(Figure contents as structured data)
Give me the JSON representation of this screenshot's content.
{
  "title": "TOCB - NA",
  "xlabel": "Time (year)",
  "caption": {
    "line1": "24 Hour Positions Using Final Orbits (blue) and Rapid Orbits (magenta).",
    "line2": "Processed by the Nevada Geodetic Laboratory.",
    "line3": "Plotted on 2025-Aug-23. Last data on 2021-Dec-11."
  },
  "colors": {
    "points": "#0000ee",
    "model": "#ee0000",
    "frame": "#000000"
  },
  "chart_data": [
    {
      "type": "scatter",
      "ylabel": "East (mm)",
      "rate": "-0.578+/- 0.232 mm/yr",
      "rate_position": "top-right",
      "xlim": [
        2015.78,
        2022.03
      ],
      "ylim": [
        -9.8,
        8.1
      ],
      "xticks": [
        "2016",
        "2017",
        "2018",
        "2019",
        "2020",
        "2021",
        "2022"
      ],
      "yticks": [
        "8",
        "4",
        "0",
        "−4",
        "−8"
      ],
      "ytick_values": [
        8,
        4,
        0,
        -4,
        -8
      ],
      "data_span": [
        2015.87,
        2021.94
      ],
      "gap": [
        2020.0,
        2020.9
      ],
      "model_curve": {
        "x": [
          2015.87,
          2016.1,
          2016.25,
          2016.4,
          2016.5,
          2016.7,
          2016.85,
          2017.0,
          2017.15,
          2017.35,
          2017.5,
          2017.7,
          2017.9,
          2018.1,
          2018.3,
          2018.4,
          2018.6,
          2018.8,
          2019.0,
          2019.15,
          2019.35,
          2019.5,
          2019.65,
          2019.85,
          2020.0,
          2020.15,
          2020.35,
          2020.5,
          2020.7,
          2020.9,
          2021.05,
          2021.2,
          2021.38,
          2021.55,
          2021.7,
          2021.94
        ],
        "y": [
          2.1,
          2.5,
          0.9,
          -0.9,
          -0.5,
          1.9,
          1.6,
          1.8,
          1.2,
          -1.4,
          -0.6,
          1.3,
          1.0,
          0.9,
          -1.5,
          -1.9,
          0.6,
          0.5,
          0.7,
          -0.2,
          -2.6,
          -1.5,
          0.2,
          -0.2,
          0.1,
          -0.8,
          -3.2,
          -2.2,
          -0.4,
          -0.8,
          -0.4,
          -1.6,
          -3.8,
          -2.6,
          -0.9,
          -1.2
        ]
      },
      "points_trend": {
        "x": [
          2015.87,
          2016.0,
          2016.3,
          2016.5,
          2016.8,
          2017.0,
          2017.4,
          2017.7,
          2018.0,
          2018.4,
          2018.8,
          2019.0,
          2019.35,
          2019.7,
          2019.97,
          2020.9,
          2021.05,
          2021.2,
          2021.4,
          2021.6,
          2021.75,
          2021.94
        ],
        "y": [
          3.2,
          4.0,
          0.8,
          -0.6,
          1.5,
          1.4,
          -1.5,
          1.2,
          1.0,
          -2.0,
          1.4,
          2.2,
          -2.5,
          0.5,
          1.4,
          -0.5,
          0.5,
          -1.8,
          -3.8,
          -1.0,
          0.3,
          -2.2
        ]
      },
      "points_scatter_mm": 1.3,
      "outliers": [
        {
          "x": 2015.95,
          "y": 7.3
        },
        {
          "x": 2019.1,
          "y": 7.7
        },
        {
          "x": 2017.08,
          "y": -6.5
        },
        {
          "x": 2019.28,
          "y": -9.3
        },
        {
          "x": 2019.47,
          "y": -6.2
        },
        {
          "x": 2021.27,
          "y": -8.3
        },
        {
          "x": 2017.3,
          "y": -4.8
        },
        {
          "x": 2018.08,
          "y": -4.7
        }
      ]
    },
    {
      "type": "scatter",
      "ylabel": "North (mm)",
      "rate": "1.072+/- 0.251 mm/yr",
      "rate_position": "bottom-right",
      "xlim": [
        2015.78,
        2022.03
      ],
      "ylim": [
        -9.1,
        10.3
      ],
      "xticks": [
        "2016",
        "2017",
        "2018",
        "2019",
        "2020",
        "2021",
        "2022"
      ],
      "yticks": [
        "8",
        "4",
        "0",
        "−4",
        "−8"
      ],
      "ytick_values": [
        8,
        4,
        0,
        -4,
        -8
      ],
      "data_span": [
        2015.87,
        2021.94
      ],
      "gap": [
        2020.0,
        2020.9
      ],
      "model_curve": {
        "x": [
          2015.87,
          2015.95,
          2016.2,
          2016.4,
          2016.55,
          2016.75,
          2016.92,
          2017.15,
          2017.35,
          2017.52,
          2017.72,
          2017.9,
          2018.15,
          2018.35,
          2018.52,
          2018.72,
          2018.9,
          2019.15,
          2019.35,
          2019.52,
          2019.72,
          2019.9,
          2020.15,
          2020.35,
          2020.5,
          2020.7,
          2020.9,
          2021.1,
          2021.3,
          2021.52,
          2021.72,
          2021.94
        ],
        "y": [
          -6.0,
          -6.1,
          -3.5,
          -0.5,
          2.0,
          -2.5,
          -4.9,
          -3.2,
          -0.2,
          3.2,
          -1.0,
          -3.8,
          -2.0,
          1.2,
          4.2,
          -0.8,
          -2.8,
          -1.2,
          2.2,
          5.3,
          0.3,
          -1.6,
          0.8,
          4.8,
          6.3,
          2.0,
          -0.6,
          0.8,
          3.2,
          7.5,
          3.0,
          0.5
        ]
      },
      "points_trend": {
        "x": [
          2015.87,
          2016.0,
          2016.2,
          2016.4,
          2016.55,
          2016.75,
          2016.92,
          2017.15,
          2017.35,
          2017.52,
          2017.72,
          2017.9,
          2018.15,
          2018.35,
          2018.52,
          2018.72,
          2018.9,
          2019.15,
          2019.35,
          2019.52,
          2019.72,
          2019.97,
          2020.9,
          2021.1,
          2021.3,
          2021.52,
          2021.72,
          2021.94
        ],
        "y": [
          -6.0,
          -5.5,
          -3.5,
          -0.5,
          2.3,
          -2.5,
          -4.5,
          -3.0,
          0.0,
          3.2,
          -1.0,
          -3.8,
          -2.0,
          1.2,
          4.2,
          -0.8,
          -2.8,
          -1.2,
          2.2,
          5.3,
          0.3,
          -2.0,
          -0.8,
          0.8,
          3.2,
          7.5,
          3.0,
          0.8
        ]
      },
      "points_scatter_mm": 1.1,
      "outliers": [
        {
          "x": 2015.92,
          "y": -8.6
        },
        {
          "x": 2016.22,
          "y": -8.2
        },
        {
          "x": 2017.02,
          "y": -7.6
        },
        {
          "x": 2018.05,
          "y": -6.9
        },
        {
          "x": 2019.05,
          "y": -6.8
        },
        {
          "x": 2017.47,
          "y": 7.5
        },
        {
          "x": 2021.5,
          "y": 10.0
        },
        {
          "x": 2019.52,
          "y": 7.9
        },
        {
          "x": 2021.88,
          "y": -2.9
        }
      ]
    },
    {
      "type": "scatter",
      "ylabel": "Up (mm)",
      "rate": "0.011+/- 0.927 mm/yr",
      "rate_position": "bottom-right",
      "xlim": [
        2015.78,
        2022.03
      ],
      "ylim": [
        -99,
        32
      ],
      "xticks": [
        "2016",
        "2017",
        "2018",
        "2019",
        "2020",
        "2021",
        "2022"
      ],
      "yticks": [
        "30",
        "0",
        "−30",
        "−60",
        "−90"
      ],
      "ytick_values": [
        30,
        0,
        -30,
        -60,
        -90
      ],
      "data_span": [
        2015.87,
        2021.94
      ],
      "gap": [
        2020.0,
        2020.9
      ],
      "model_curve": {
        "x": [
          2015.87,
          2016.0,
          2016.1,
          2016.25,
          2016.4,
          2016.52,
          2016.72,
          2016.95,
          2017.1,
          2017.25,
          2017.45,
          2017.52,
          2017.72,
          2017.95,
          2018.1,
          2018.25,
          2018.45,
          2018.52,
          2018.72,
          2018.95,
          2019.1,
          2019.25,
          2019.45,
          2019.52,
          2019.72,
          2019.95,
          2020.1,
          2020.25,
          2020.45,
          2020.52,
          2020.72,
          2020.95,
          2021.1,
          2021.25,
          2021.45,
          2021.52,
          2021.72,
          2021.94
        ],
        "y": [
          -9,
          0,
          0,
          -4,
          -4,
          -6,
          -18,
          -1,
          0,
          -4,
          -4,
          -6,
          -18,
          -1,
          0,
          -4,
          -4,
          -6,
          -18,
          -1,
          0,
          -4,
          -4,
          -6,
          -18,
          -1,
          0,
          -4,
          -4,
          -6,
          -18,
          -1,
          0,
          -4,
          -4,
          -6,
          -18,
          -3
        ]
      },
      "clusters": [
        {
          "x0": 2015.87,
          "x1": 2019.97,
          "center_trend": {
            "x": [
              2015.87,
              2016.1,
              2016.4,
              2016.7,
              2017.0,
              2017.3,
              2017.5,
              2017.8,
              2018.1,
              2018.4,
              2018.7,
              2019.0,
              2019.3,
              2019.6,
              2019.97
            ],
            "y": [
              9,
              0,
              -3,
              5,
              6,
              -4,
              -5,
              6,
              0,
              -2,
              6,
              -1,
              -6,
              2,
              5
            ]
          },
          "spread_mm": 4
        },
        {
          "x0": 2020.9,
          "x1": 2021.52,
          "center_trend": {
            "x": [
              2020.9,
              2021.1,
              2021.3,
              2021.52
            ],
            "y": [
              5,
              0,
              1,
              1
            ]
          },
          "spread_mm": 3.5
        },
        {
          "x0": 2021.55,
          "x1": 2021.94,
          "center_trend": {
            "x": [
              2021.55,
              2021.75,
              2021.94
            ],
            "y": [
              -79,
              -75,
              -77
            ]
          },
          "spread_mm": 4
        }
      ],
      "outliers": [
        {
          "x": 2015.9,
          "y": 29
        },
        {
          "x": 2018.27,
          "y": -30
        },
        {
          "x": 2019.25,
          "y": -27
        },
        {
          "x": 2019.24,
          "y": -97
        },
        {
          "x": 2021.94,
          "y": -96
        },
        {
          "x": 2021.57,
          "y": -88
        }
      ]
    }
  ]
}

Exercise brief.
Count each line of the data where the word "ylabel" appears, then reply with the total only.

Correct result.
3